[What needs to be done] Identify the lines that contain the string "Density" and copy all of them.

[Material for this task]
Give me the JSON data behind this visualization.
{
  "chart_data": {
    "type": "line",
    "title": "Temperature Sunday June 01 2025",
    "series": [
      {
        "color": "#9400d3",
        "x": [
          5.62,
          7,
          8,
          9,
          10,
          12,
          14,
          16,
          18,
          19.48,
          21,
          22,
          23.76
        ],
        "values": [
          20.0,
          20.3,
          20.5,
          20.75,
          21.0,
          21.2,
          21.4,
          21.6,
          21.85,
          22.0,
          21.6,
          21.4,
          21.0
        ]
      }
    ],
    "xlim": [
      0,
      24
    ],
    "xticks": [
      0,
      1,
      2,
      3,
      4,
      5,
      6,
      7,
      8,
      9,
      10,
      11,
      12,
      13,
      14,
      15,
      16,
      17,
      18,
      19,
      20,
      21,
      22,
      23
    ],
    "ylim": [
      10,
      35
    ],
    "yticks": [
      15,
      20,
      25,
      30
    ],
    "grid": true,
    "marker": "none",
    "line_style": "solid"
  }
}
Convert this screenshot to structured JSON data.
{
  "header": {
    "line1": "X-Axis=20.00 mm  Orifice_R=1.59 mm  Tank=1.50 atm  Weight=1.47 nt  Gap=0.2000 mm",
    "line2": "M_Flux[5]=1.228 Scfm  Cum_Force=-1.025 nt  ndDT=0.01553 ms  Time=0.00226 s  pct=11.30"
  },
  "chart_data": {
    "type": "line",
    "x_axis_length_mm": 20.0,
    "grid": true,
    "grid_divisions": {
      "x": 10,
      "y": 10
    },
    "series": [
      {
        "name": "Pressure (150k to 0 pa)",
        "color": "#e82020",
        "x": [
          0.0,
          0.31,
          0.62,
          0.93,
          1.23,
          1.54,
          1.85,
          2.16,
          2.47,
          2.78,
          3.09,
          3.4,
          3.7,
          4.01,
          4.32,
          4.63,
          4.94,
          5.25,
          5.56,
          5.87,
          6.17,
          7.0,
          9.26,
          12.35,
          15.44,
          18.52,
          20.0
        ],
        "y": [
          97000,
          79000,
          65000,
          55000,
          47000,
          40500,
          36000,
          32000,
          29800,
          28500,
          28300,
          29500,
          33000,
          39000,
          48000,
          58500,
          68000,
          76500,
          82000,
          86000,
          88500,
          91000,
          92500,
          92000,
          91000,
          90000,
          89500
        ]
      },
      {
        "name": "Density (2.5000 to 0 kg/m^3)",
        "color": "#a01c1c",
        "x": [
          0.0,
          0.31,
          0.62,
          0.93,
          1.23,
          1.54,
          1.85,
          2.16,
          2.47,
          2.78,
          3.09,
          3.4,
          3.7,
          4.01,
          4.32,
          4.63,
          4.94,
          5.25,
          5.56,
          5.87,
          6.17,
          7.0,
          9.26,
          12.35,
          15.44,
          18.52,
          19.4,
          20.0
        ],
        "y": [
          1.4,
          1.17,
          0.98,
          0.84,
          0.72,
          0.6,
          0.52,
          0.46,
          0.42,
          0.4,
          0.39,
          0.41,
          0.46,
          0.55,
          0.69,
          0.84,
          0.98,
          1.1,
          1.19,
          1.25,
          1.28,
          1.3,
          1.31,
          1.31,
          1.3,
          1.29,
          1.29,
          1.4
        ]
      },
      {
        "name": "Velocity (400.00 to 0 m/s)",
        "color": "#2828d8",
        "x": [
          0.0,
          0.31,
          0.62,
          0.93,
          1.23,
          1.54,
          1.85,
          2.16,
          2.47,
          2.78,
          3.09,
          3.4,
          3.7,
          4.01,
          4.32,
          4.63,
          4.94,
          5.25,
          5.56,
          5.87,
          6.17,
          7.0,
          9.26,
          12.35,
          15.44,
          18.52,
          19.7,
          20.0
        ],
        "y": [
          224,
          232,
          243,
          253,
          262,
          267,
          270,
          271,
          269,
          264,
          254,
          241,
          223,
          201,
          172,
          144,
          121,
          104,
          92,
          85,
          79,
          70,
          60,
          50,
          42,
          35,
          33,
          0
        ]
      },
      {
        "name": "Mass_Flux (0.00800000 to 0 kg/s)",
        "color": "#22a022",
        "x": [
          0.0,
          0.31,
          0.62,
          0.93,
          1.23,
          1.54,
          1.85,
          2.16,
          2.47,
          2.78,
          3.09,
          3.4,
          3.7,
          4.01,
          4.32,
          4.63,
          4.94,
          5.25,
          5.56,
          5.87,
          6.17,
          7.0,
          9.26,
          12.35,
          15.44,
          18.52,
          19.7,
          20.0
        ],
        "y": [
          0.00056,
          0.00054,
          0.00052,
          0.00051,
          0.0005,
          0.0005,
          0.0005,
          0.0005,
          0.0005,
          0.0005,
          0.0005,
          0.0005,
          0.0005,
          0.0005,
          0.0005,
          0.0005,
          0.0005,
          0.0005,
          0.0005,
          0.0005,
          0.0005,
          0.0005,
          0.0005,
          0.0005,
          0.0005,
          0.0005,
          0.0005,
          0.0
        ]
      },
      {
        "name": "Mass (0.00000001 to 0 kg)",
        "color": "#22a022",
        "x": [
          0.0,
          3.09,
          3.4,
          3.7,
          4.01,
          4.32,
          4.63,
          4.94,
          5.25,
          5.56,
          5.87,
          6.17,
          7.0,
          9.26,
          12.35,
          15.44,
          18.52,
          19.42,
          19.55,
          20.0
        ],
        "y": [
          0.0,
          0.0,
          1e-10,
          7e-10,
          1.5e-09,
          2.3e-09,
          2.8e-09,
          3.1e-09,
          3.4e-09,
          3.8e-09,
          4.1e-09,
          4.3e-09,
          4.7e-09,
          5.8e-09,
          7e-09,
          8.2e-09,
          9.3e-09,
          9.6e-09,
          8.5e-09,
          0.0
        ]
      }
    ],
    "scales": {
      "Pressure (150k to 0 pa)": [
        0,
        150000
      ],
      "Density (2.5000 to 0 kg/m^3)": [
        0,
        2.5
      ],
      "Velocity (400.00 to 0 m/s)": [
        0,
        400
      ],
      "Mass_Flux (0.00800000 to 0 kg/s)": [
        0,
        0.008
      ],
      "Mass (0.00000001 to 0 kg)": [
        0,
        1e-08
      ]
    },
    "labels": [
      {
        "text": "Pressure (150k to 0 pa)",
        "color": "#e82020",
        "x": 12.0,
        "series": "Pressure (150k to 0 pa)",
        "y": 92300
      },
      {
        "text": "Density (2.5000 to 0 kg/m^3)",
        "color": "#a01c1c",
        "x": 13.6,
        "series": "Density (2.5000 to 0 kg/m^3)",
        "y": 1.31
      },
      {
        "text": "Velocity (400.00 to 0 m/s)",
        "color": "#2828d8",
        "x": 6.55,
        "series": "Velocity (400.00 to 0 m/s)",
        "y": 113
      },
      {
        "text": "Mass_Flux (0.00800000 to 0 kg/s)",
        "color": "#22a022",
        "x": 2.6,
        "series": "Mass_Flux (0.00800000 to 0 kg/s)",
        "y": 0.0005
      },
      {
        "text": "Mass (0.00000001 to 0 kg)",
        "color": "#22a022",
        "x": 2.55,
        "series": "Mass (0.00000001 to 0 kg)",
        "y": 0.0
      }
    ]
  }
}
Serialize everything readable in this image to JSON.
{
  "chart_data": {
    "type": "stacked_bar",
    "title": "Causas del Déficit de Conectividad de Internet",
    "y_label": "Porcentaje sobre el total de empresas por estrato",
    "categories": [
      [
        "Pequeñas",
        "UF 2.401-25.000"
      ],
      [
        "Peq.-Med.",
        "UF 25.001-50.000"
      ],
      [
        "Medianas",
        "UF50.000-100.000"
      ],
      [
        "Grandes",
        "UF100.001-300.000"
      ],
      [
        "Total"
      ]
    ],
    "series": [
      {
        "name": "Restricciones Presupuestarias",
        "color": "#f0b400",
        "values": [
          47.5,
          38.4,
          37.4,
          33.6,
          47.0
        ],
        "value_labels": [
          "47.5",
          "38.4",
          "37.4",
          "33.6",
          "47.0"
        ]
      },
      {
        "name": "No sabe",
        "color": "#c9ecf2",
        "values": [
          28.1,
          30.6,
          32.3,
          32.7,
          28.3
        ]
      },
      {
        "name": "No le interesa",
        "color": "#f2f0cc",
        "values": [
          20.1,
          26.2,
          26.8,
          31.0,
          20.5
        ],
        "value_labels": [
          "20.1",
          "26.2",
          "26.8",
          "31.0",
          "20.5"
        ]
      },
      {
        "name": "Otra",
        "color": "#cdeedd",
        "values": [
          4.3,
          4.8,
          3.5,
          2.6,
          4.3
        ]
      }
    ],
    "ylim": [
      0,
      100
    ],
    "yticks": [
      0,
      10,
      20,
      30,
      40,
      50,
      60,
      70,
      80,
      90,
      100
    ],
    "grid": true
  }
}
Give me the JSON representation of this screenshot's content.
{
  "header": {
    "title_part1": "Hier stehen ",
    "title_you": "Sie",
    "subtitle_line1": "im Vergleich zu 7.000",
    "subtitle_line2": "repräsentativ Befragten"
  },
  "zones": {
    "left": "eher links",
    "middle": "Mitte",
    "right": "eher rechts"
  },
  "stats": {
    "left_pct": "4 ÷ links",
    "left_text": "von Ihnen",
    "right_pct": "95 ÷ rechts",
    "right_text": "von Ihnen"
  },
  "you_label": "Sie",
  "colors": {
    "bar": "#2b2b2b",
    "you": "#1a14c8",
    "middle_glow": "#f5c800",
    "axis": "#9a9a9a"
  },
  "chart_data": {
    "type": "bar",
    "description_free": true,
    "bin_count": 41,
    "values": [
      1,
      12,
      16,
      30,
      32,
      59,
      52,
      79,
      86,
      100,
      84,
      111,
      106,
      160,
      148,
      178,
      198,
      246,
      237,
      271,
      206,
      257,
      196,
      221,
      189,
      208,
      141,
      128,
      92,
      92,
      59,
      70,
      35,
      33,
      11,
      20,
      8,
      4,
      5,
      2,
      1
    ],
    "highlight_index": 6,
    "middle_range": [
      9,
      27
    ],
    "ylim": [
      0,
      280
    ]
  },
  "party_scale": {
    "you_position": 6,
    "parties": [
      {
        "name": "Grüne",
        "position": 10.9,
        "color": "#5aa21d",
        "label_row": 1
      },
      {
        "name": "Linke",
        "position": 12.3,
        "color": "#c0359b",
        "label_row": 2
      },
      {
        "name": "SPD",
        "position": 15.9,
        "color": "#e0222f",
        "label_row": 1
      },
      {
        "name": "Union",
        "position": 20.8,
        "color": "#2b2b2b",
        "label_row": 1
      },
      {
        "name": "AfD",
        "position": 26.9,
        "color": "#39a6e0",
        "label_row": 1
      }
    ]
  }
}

[Exercise answer]
        "name": "Density (2.5000 to 0 kg/m^3)",
      "Density (2.5000 to 0 kg/m^3)": [
        "text": "Density (2.5000 to 0 kg/m^3)",
        "series": "Density (2.5000 to 0 kg/m^3)",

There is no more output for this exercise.